### [TO BE DONE]
Reproduce all entries precisely as they are written.

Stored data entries
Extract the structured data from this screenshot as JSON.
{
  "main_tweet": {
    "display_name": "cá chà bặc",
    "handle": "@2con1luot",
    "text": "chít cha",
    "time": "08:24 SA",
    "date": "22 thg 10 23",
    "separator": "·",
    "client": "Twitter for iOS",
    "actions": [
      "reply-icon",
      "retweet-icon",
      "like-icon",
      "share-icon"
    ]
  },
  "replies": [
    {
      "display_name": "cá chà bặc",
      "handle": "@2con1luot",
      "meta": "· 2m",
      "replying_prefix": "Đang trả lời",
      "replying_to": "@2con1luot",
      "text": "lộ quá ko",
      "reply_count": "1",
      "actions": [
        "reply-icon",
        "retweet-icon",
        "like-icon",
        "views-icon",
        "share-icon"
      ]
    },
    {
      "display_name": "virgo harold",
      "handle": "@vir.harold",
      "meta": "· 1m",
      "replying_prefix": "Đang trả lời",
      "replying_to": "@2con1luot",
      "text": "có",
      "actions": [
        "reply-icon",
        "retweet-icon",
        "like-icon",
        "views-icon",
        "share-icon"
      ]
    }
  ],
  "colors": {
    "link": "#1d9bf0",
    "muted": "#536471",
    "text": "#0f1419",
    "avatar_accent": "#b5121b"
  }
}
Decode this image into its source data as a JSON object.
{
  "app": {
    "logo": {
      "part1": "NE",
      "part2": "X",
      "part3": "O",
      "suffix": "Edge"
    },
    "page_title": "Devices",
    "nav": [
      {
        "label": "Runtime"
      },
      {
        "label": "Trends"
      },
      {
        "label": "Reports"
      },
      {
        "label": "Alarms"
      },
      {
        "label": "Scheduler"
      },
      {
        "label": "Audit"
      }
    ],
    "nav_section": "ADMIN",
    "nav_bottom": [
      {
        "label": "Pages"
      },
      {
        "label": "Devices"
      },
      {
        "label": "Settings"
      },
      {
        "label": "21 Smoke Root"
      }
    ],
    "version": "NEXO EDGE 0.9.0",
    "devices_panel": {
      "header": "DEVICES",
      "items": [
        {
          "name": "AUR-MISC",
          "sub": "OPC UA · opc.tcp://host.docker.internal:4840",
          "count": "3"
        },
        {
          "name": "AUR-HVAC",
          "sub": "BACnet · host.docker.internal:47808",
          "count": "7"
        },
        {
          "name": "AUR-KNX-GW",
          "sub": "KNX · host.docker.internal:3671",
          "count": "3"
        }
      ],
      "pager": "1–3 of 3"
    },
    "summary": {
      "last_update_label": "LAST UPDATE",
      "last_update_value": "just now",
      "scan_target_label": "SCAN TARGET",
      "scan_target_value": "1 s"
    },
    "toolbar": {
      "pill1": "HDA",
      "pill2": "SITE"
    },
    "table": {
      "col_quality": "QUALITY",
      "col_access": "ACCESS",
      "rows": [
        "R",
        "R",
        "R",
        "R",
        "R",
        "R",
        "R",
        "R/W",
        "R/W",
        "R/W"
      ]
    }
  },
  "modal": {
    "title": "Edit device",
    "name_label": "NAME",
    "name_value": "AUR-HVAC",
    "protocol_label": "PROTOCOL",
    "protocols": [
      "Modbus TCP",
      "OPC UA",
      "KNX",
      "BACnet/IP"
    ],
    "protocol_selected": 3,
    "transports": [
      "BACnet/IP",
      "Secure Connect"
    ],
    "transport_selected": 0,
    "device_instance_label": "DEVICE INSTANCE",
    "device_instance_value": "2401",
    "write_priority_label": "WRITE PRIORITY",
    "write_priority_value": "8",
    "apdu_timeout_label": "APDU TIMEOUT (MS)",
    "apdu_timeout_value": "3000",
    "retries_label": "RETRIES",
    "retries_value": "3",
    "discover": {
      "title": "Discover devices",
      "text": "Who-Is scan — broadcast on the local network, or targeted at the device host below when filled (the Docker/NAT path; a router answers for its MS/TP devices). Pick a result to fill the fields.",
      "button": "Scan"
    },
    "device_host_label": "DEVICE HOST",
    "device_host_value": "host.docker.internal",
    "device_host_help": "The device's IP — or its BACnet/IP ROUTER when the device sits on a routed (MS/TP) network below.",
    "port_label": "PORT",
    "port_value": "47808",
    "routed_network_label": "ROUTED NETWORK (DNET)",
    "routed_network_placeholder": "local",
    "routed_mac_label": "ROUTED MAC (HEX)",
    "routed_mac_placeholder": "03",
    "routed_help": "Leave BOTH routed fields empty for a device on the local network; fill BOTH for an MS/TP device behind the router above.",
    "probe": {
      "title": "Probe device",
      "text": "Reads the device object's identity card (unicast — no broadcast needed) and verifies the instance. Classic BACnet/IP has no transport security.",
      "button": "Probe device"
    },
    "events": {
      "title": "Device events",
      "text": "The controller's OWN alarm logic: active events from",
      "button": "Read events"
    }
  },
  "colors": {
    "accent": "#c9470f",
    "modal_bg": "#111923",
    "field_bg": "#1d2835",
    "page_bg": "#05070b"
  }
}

### [EXERCISE OUTPUT]
Extract the structured data from this screenshot as JSON.
{
  "main_tweet": {
    "display_name": "cá chà bặc",
    "handle": "@2con1luot",
    "text": "chít cha",
    "time": "08:24 SA",
    "date": "22 thg 10 23",
    "separator": "·",
    "client": "Twitter for iOS",
    "actions": [
      "reply-icon",
      "retweet-icon",
      "like-icon",
      "share-icon"
    ]
  },
  "replies": [
    {
      "display_name": "cá chà bặc",
      "handle": "@2con1luot",
      "meta": "· 2m",
      "replying_prefix": "Đang trả lời",
      "replying_to": "@2con1luot",
      "text": "lộ quá ko",
      "reply_count": "1",
      "actions": [
        "reply-icon",
        "retweet-icon",
        "like-icon",
        "views-icon",
        "share-icon"
      ]
    },
    {
      "display_name": "virgo harold",
      "handle": "@vir.harold",
      "meta": "· 1m",
      "replying_prefix": "Đang trả lời",
      "replying_to": "@2con1luot",
      "text": "có",
      "actions": [
        "reply-icon",
        "retweet-icon",
        "like-icon",
        "views-icon",
        "share-icon"
      ]
    }
  ],
  "colors": {
    "link": "#1d9bf0",
    "muted": "#536471",
    "text": "#0f1419",
    "avatar_accent": "#b5121b"
  }
}
Decode this image into its source data as a JSON object.
{
  "app": {
    "logo": {
      "part1": "NE",
      "part2": "X",
      "part3": "O",
      "suffix": "Edge"
    },
    "page_title": "Devices",
    "nav": [
      {
        "label": "Runtime"
      },
      {
        "label": "Trends"
      },
      {
        "label": "Reports"
      },
      {
        "label": "Alarms"
      },
      {
        "label": "Scheduler"
      },
      {
        "label": "Audit"
      }
    ],
    "nav_section": "ADMIN",
    "nav_bottom": [
      {
        "label": "Pages"
      },
      {
        "label": "Devices"
      },
      {
        "label": "Settings"
      },
      {
        "label": "21 Smoke Root"
      }
    ],
    "version": "NEXO EDGE 0.9.0",
    "devices_panel": {
      "header": "DEVICES",
      "items": [
        {
          "name": "AUR-MISC",
          "sub": "OPC UA · opc.tcp://host.docker.internal:4840",
          "count": "3"
        },
        {
          "name": "AUR-HVAC",
          "sub": "BACnet · host.docker.internal:47808",
          "count": "7"
        },
        {
          "name": "AUR-KNX-GW",
          "sub": "KNX · host.docker.internal:3671",
          "count": "3"
        }
      ],
      "pager": "1–3 of 3"
    },
    "summary": {
      "last_update_label": "LAST UPDATE",
      "last_update_value": "just now",
      "scan_target_label": "SCAN TARGET",
      "scan_target_value": "1 s"
    },
    "toolbar": {
      "pill1": "HDA",
      "pill2": "SITE"
    },
    "table": {
      "col_quality": "QUALITY",
      "col_access": "ACCESS",
      "rows": [
        "R",
        "R",
        "R",
        "R",
        "R",
        "R",
        "R",
        "R/W",
        "R/W",
        "R/W"
      ]
    }
  },
  "modal": {
    "title": "Edit device",
    "name_label": "NAME",
    "name_value": "AUR-HVAC",
    "protocol_label": "PROTOCOL",
    "protocols": [
      "Modbus TCP",
      "OPC UA",
      "KNX",
      "BACnet/IP"
    ],
    "protocol_selected": 3,
    "transports": [
      "BACnet/IP",
      "Secure Connect"
    ],
    "transport_selected": 0,
    "device_instance_label": "DEVICE INSTANCE",
    "device_instance_value": "2401",
    "write_priority_label": "WRITE PRIORITY",
    "write_priority_value": "8",
    "apdu_timeout_label": "APDU TIMEOUT (MS)",
    "apdu_timeout_value": "3000",
    "retries_label": "RETRIES",
    "retries_value": "3",
    "discover": {
      "title": "Discover devices",
      "text": "Who-Is scan — broadcast on the local network, or targeted at the device host below when filled (the Docker/NAT path; a router answers for its MS/TP devices). Pick a result to fill the fields.",
      "button": "Scan"
    },
    "device_host_label": "DEVICE HOST",
    "device_host_value": "host.docker.internal",
    "device_host_help": "The device's IP — or its BACnet/IP ROUTER when the device sits on a routed (MS/TP) network below.",
    "port_label": "PORT",
    "port_value": "47808",
    "routed_network_label": "ROUTED NETWORK (DNET)",
    "routed_network_placeholder": "local",
    "routed_mac_label": "ROUTED MAC (HEX)",
    "routed_mac_placeholder": "03",
    "routed_help": "Leave BOTH routed fields empty for a device on the local network; fill BOTH for an MS/TP device behind the router above.",
    "probe": {
      "title": "Probe device",
      "text": "Reads the device object's identity card (unicast — no broadcast needed) and verifies the instance. Classic BACnet/IP has no transport security.",
      "button": "Probe device"
    },
    "events": {
      "title": "Device events",
      "text": "The controller's OWN alarm logic: active events from",
      "button": "Read events"
    }
  },
  "colors": {
    "accent": "#c9470f",
    "modal_bg": "#111923",
    "field_bg": "#1d2835",
    "page_bg": "#05070b"
  }
}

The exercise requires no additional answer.